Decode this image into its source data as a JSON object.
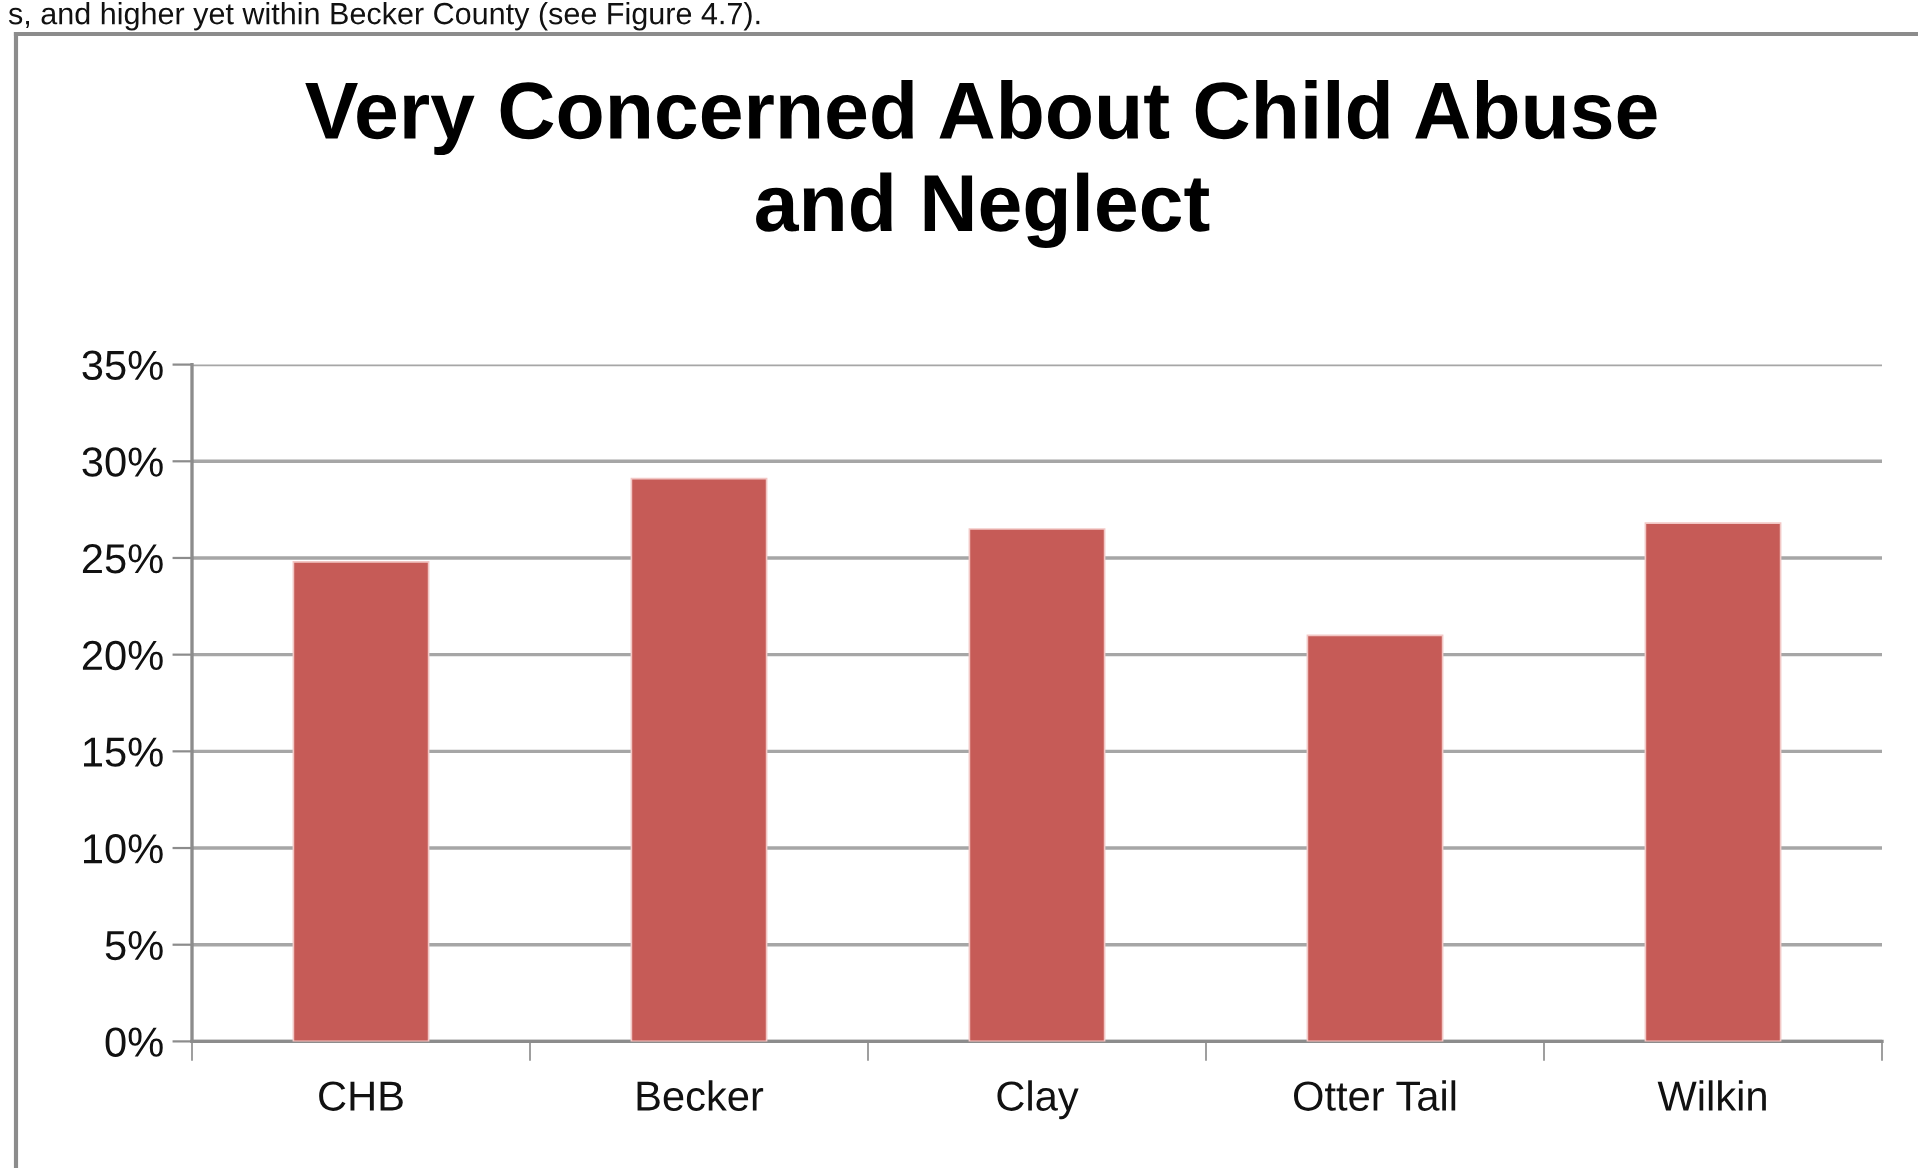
{
  "chart_data": {
    "type": "bar",
    "title": "Very Concerned About Child Abuse\nand Neglect",
    "categories": [
      "CHB",
      "Becker",
      "Clay",
      "Otter Tail",
      "Wilkin"
    ],
    "values": [
      24.8,
      29.1,
      26.5,
      21.0,
      26.8
    ],
    "color": "#c65b57",
    "ylim": [
      0,
      35
    ],
    "yticks": [
      {
        "value": 0,
        "label": "0%"
      },
      {
        "value": 5,
        "label": "5%"
      },
      {
        "value": 10,
        "label": "10%"
      },
      {
        "value": 15,
        "label": "15%"
      },
      {
        "value": 20,
        "label": "20%"
      },
      {
        "value": 25,
        "label": "25%"
      },
      {
        "value": 30,
        "label": "30%"
      },
      {
        "value": 35,
        "label": "35%"
      }
    ],
    "grid": "y",
    "legend": false,
    "annotations": [
      "s, and higher yet within Becker County (see Figure 4.7)."
    ]
  }
}
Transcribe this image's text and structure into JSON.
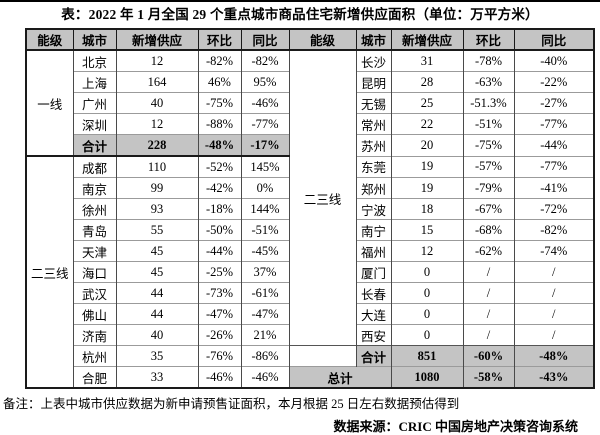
{
  "title": "表：2022 年 1 月全国 29 个重点城市商品住宅新增供应面积（单位：万平方米）",
  "table": {
    "headers": [
      "能级",
      "城市",
      "新增供应",
      "环比",
      "同比",
      "能级",
      "城市",
      "新增供应",
      "环比",
      "同比"
    ],
    "left": {
      "tiers": [
        {
          "label": "一线",
          "span": 5
        },
        {
          "label": "二三线",
          "span": 11
        }
      ],
      "rows": [
        {
          "city": "北京",
          "supply": "12",
          "mom": "-82%",
          "yoy": "-82%",
          "total": false
        },
        {
          "city": "上海",
          "supply": "164",
          "mom": "46%",
          "yoy": "95%",
          "total": false
        },
        {
          "city": "广州",
          "supply": "40",
          "mom": "-75%",
          "yoy": "-46%",
          "total": false
        },
        {
          "city": "深圳",
          "supply": "12",
          "mom": "-88%",
          "yoy": "-77%",
          "total": false
        },
        {
          "city": "合计",
          "supply": "228",
          "mom": "-48%",
          "yoy": "-17%",
          "total": true
        },
        {
          "city": "成都",
          "supply": "110",
          "mom": "-52%",
          "yoy": "145%",
          "total": false
        },
        {
          "city": "南京",
          "supply": "99",
          "mom": "-42%",
          "yoy": "0%",
          "total": false
        },
        {
          "city": "徐州",
          "supply": "93",
          "mom": "-18%",
          "yoy": "144%",
          "total": false
        },
        {
          "city": "青岛",
          "supply": "55",
          "mom": "-50%",
          "yoy": "-51%",
          "total": false
        },
        {
          "city": "天津",
          "supply": "45",
          "mom": "-44%",
          "yoy": "-45%",
          "total": false
        },
        {
          "city": "海口",
          "supply": "45",
          "mom": "-25%",
          "yoy": "37%",
          "total": false
        },
        {
          "city": "武汉",
          "supply": "44",
          "mom": "-73%",
          "yoy": "-61%",
          "total": false
        },
        {
          "city": "佛山",
          "supply": "44",
          "mom": "-47%",
          "yoy": "-47%",
          "total": false
        },
        {
          "city": "济南",
          "supply": "40",
          "mom": "-26%",
          "yoy": "21%",
          "total": false
        },
        {
          "city": "杭州",
          "supply": "35",
          "mom": "-76%",
          "yoy": "-86%",
          "total": false
        },
        {
          "city": "合肥",
          "supply": "33",
          "mom": "-46%",
          "yoy": "-46%",
          "total": false
        }
      ]
    },
    "right": {
      "tier": {
        "label": "二三线",
        "span": 14
      },
      "rows": [
        {
          "city": "长沙",
          "supply": "31",
          "mom": "-78%",
          "yoy": "-40%"
        },
        {
          "city": "昆明",
          "supply": "28",
          "mom": "-63%",
          "yoy": "-22%"
        },
        {
          "city": "无锡",
          "supply": "25",
          "mom": "-51.3%",
          "yoy": "-27%"
        },
        {
          "city": "常州",
          "supply": "22",
          "mom": "-51%",
          "yoy": "-77%"
        },
        {
          "city": "苏州",
          "supply": "20",
          "mom": "-75%",
          "yoy": "-44%"
        },
        {
          "city": "东莞",
          "supply": "19",
          "mom": "-57%",
          "yoy": "-77%"
        },
        {
          "city": "郑州",
          "supply": "19",
          "mom": "-79%",
          "yoy": "-41%"
        },
        {
          "city": "宁波",
          "supply": "18",
          "mom": "-67%",
          "yoy": "-72%"
        },
        {
          "city": "南宁",
          "supply": "15",
          "mom": "-68%",
          "yoy": "-82%"
        },
        {
          "city": "福州",
          "supply": "12",
          "mom": "-62%",
          "yoy": "-74%"
        },
        {
          "city": "厦门",
          "supply": "0",
          "mom": "/",
          "yoy": "/"
        },
        {
          "city": "长春",
          "supply": "0",
          "mom": "/",
          "yoy": "/"
        },
        {
          "city": "大连",
          "supply": "0",
          "mom": "/",
          "yoy": "/"
        },
        {
          "city": "西安",
          "supply": "0",
          "mom": "/",
          "yoy": "/"
        }
      ],
      "subtotal": {
        "city": "合计",
        "supply": "851",
        "mom": "-60%",
        "yoy": "-48%"
      },
      "grand_total": {
        "label": "总计",
        "supply": "1080",
        "mom": "-58%",
        "yoy": "-43%"
      }
    }
  },
  "footer": {
    "note": "备注：上表中城市供应数据为新申请预售证面积，本月根据 25 日左右数据预估得到",
    "source": "数据来源：CRIC 中国房地产决策咨询系统"
  },
  "colors": {
    "header_bg": "#c4c4c4",
    "total_bg": "#c4c4c4",
    "border_dark": "#1a1a1a",
    "row_line": "#9b9b9b"
  }
}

○ ○ ○ ○ ○ ○ ○

## Written problem
Pick every line with "Becker" in it and copy it.

## Response to the exercise
      "Becker",
      "s, and higher yet within Becker County (see Figure 4.7)."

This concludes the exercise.